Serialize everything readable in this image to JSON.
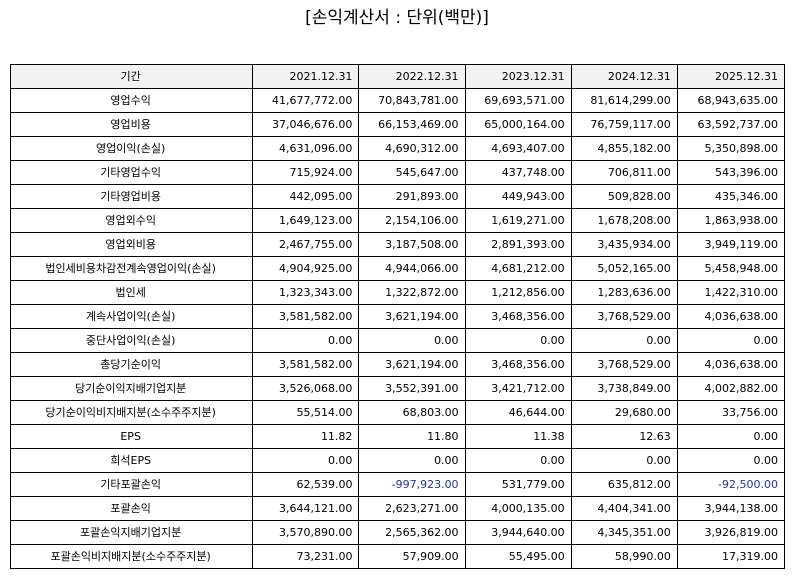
{
  "title": "[손익계산서 : 단위(백만)]",
  "colors": {
    "header_bg": "#f2f2f2",
    "border": "#000000",
    "negative_text": "#1f35a8"
  },
  "table": {
    "header": {
      "label": "기간",
      "years": [
        "2021.12.31",
        "2022.12.31",
        "2023.12.31",
        "2024.12.31",
        "2025.12.31"
      ]
    },
    "rows": [
      {
        "label": "영업수익",
        "values": [
          "41,677,772.00",
          "70,843,781.00",
          "69,693,571.00",
          "81,614,299.00",
          "68,943,635.00"
        ]
      },
      {
        "label": "영업비용",
        "values": [
          "37,046,676.00",
          "66,153,469.00",
          "65,000,164.00",
          "76,759,117.00",
          "63,592,737.00"
        ]
      },
      {
        "label": "영업이익(손실)",
        "values": [
          "4,631,096.00",
          "4,690,312.00",
          "4,693,407.00",
          "4,855,182.00",
          "5,350,898.00"
        ]
      },
      {
        "label": "기타영업수익",
        "values": [
          "715,924.00",
          "545,647.00",
          "437,748.00",
          "706,811.00",
          "543,396.00"
        ]
      },
      {
        "label": "기타영업비용",
        "values": [
          "442,095.00",
          "291,893.00",
          "449,943.00",
          "509,828.00",
          "435,346.00"
        ]
      },
      {
        "label": "영업외수익",
        "values": [
          "1,649,123.00",
          "2,154,106.00",
          "1,619,271.00",
          "1,678,208.00",
          "1,863,938.00"
        ]
      },
      {
        "label": "영업외비용",
        "values": [
          "2,467,755.00",
          "3,187,508.00",
          "2,891,393.00",
          "3,435,934.00",
          "3,949,119.00"
        ]
      },
      {
        "label": "법인세비용차감전계속영업이익(손실)",
        "values": [
          "4,904,925.00",
          "4,944,066.00",
          "4,681,212.00",
          "5,052,165.00",
          "5,458,948.00"
        ]
      },
      {
        "label": "법인세",
        "values": [
          "1,323,343.00",
          "1,322,872.00",
          "1,212,856.00",
          "1,283,636.00",
          "1,422,310.00"
        ]
      },
      {
        "label": "계속사업이익(손실)",
        "values": [
          "3,581,582.00",
          "3,621,194.00",
          "3,468,356.00",
          "3,768,529.00",
          "4,036,638.00"
        ]
      },
      {
        "label": "중단사업이익(손실)",
        "values": [
          "0.00",
          "0.00",
          "0.00",
          "0.00",
          "0.00"
        ]
      },
      {
        "label": "총당기순이익",
        "values": [
          "3,581,582.00",
          "3,621,194.00",
          "3,468,356.00",
          "3,768,529.00",
          "4,036,638.00"
        ]
      },
      {
        "label": "당기순이익지배기업지분",
        "values": [
          "3,526,068.00",
          "3,552,391.00",
          "3,421,712.00",
          "3,738,849.00",
          "4,002,882.00"
        ]
      },
      {
        "label": "당기순이익비지배지분(소수주주지분)",
        "values": [
          "55,514.00",
          "68,803.00",
          "46,644.00",
          "29,680.00",
          "33,756.00"
        ]
      },
      {
        "label": "EPS",
        "values": [
          "11.82",
          "11.80",
          "11.38",
          "12.63",
          "0.00"
        ]
      },
      {
        "label": "희석EPS",
        "values": [
          "0.00",
          "0.00",
          "0.00",
          "0.00",
          "0.00"
        ]
      },
      {
        "label": "기타포괄손익",
        "values": [
          "62,539.00",
          "-997,923.00",
          "531,779.00",
          "635,812.00",
          "-92,500.00"
        ]
      },
      {
        "label": "포괄손익",
        "values": [
          "3,644,121.00",
          "2,623,271.00",
          "4,000,135.00",
          "4,404,341.00",
          "3,944,138.00"
        ]
      },
      {
        "label": "포괄손익지배기업지분",
        "values": [
          "3,570,890.00",
          "2,565,362.00",
          "3,944,640.00",
          "4,345,351.00",
          "3,926,819.00"
        ]
      },
      {
        "label": "포괄손익비지배지분(소수주주지분)",
        "values": [
          "73,231.00",
          "57,909.00",
          "55,495.00",
          "58,990.00",
          "17,319.00"
        ]
      }
    ]
  }
}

──────────────────────────────

*Task instructions:*
The answer is a single number, the count of lines in the records that contain the string "소수주주지분".

*Exercise output:*
2